*Problem description:* Print the records below exactly as they appear.

*Data shown:*
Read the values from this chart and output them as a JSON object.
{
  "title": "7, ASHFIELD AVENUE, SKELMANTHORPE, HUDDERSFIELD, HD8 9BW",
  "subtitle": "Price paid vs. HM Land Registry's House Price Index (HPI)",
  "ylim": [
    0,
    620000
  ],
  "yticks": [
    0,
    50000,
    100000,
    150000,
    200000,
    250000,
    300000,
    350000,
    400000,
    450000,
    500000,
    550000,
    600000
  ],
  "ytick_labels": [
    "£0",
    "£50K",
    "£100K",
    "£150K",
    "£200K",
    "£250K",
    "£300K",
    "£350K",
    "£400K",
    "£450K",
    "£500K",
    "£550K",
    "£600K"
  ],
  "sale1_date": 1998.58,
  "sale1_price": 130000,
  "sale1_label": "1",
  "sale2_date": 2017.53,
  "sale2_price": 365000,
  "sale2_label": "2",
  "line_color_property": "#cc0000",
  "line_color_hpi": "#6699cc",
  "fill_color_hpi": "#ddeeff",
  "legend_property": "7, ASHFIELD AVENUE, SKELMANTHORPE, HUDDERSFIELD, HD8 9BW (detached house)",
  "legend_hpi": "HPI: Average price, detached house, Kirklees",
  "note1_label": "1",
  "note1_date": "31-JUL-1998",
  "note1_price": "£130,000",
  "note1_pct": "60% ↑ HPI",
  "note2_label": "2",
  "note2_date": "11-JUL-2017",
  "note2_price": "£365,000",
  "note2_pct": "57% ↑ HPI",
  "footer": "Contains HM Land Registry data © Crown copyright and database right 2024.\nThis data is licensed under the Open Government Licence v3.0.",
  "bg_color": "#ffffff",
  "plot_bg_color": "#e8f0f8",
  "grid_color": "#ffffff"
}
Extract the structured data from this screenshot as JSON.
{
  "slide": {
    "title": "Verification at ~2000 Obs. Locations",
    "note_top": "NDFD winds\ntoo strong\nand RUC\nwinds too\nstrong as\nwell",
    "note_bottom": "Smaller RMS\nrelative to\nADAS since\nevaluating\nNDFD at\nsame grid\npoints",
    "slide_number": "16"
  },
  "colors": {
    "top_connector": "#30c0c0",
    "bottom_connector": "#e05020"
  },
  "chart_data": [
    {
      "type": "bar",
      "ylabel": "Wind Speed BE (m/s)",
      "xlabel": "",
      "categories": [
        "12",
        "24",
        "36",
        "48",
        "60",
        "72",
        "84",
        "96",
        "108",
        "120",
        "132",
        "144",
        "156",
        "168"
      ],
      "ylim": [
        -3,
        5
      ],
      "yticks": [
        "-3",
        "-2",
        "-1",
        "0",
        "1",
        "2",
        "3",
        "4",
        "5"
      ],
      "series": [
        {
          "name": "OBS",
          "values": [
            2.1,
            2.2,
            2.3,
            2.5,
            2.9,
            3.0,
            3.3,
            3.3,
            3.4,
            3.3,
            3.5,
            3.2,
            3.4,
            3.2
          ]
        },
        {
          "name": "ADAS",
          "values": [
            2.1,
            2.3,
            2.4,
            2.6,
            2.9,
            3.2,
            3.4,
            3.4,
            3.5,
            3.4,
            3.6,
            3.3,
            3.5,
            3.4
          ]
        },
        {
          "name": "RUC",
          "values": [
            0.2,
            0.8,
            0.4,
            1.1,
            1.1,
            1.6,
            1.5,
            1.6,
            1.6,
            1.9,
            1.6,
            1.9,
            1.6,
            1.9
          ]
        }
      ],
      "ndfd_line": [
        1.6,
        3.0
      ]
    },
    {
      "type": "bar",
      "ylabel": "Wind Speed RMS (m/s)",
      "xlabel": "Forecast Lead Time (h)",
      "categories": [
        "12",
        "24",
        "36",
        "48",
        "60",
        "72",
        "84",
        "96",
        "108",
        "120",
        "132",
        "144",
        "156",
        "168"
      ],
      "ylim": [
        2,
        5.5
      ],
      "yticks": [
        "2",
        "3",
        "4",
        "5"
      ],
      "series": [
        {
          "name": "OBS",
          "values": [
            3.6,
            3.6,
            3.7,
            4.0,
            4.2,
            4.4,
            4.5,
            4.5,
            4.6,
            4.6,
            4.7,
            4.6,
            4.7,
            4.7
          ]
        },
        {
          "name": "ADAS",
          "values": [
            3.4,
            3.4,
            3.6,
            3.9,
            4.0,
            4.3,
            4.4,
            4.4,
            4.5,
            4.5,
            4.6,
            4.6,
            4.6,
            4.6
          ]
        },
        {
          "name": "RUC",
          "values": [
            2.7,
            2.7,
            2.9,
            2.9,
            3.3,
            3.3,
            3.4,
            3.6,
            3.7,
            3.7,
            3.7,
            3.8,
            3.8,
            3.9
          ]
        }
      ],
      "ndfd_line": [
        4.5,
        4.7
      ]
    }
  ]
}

*The response:*
Read the values from this chart and output them as a JSON object.
{
  "title": "7, ASHFIELD AVENUE, SKELMANTHORPE, HUDDERSFIELD, HD8 9BW",
  "subtitle": "Price paid vs. HM Land Registry's House Price Index (HPI)",
  "ylim": [
    0,
    620000
  ],
  "yticks": [
    0,
    50000,
    100000,
    150000,
    200000,
    250000,
    300000,
    350000,
    400000,
    450000,
    500000,
    550000,
    600000
  ],
  "ytick_labels": [
    "£0",
    "£50K",
    "£100K",
    "£150K",
    "£200K",
    "£250K",
    "£300K",
    "£350K",
    "£400K",
    "£450K",
    "£500K",
    "£550K",
    "£600K"
  ],
  "sale1_date": 1998.58,
  "sale1_price": 130000,
  "sale1_label": "1",
  "sale2_date": 2017.53,
  "sale2_price": 365000,
  "sale2_label": "2",
  "line_color_property": "#cc0000",
  "line_color_hpi": "#6699cc",
  "fill_color_hpi": "#ddeeff",
  "legend_property": "7, ASHFIELD AVENUE, SKELMANTHORPE, HUDDERSFIELD, HD8 9BW (detached house)",
  "legend_hpi": "HPI: Average price, detached house, Kirklees",
  "note1_label": "1",
  "note1_date": "31-JUL-1998",
  "note1_price": "£130,000",
  "note1_pct": "60% ↑ HPI",
  "note2_label": "2",
  "note2_date": "11-JUL-2017",
  "note2_price": "£365,000",
  "note2_pct": "57% ↑ HPI",
  "footer": "Contains HM Land Registry data © Crown copyright and database right 2024.\nThis data is licensed under the Open Government Licence v3.0.",
  "bg_color": "#ffffff",
  "plot_bg_color": "#e8f0f8",
  "grid_color": "#ffffff"
}
Extract the structured data from this screenshot as JSON.
{
  "slide": {
    "title": "Verification at ~2000 Obs. Locations",
    "note_top": "NDFD winds\ntoo strong\nand RUC\nwinds too\nstrong as\nwell",
    "note_bottom": "Smaller RMS\nrelative to\nADAS since\nevaluating\nNDFD at\nsame grid\npoints",
    "slide_number": "16"
  },
  "colors": {
    "top_connector": "#30c0c0",
    "bottom_connector": "#e05020"
  },
  "chart_data": [
    {
      "type": "bar",
      "ylabel": "Wind Speed BE (m/s)",
      "xlabel": "",
      "categories": [
        "12",
        "24",
        "36",
        "48",
        "60",
        "72",
        "84",
        "96",
        "108",
        "120",
        "132",
        "144",
        "156",
        "168"
      ],
      "ylim": [
        -3,
        5
      ],
      "yticks": [
        "-3",
        "-2",
        "-1",
        "0",
        "1",
        "2",
        "3",
        "4",
        "5"
      ],
      "series": [
        {
          "name": "OBS",
          "values": [
            2.1,
            2.2,
            2.3,
            2.5,
            2.9,
            3.0,
            3.3,
            3.3,
            3.4,
            3.3,
            3.5,
            3.2,
            3.4,
            3.2
          ]
        },
        {
          "name": "ADAS",
          "values": [
            2.1,
            2.3,
            2.4,
            2.6,
            2.9,
            3.2,
            3.4,
            3.4,
            3.5,
            3.4,
            3.6,
            3.3,
            3.5,
            3.4
          ]
        },
        {
          "name": "RUC",
          "values": [
            0.2,
            0.8,
            0.4,
            1.1,
            1.1,
            1.6,
            1.5,
            1.6,
            1.6,
            1.9,
            1.6,
            1.9,
            1.6,
            1.9
          ]
        }
      ],
      "ndfd_line": [
        1.6,
        3.0
      ]
    },
    {
      "type": "bar",
      "ylabel": "Wind Speed RMS (m/s)",
      "xlabel": "Forecast Lead Time (h)",
      "categories": [
        "12",
        "24",
        "36",
        "48",
        "60",
        "72",
        "84",
        "96",
        "108",
        "120",
        "132",
        "144",
        "156",
        "168"
      ],
      "ylim": [
        2,
        5.5
      ],
      "yticks": [
        "2",
        "3",
        "4",
        "5"
      ],
      "series": [
        {
          "name": "OBS",
          "values": [
            3.6,
            3.6,
            3.7,
            4.0,
            4.2,
            4.4,
            4.5,
            4.5,
            4.6,
            4.6,
            4.7,
            4.6,
            4.7,
            4.7
          ]
        },
        {
          "name": "ADAS",
          "values": [
            3.4,
            3.4,
            3.6,
            3.9,
            4.0,
            4.3,
            4.4,
            4.4,
            4.5,
            4.5,
            4.6,
            4.6,
            4.6,
            4.6
          ]
        },
        {
          "name": "RUC",
          "values": [
            2.7,
            2.7,
            2.9,
            2.9,
            3.3,
            3.3,
            3.4,
            3.6,
            3.7,
            3.7,
            3.7,
            3.8,
            3.8,
            3.9
          ]
        }
      ],
      "ndfd_line": [
        4.5,
        4.7
      ]
    }
  ]
}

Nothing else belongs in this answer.